Work to complete: Find the string "Enke" in the records. Copy every line it appears in.

Information given:
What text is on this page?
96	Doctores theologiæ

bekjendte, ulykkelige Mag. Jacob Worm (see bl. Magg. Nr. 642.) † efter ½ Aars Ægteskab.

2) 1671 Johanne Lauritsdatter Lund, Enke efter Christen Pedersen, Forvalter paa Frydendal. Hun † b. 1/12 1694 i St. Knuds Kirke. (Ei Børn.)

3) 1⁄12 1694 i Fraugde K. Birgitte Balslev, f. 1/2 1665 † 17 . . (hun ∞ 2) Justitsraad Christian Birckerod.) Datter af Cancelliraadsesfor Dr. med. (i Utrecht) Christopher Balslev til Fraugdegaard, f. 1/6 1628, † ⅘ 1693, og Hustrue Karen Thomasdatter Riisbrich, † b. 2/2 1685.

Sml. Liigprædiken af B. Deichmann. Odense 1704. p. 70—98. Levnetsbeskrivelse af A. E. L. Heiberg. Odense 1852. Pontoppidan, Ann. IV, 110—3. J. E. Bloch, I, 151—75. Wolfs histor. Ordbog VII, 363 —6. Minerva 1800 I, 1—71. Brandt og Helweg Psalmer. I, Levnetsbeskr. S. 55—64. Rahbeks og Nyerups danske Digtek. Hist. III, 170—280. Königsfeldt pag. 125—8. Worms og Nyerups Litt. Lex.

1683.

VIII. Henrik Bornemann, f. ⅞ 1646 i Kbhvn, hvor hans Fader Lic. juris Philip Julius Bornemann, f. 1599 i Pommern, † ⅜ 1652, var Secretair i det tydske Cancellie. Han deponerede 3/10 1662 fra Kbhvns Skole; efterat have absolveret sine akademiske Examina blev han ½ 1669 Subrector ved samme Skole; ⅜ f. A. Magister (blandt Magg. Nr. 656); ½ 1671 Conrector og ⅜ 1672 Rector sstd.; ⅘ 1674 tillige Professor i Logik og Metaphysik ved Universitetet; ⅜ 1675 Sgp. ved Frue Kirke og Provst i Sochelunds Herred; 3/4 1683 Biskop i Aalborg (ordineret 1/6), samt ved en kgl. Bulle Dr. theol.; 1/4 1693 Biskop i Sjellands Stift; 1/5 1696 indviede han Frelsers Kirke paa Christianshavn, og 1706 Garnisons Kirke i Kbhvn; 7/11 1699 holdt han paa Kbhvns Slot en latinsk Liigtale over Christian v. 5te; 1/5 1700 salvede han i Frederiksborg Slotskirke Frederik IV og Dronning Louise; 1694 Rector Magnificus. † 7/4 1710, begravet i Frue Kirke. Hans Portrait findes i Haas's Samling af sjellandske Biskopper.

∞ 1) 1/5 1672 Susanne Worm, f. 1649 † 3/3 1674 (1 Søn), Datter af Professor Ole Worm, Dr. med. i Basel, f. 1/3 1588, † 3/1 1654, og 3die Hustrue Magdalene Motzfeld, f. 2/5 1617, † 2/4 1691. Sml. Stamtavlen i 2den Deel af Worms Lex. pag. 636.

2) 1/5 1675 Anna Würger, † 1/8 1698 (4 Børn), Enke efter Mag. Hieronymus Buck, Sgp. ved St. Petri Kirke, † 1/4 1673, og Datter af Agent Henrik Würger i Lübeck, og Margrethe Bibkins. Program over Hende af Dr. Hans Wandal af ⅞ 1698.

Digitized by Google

Complete output:
2) 1671 Johanne Lauritsdatter Lund, Enke efter Christen Pedersen, Forvalter paa Frydendal. Hun † b. 1/12 1694 i St. Knuds Kirke. (Ei Børn.)
2) 1/5 1675 Anna Würger, † 1/8 1698 (4 Børn), Enke efter Mag. Hieronymus Buck, Sgp. ved St. Petri Kirke, † 1/4 1673, og Datter af Agent Henrik Würger i Lübeck, og Margrethe Bibkins. Program over Hende af Dr. Hans Wandal af ⅞ 1698.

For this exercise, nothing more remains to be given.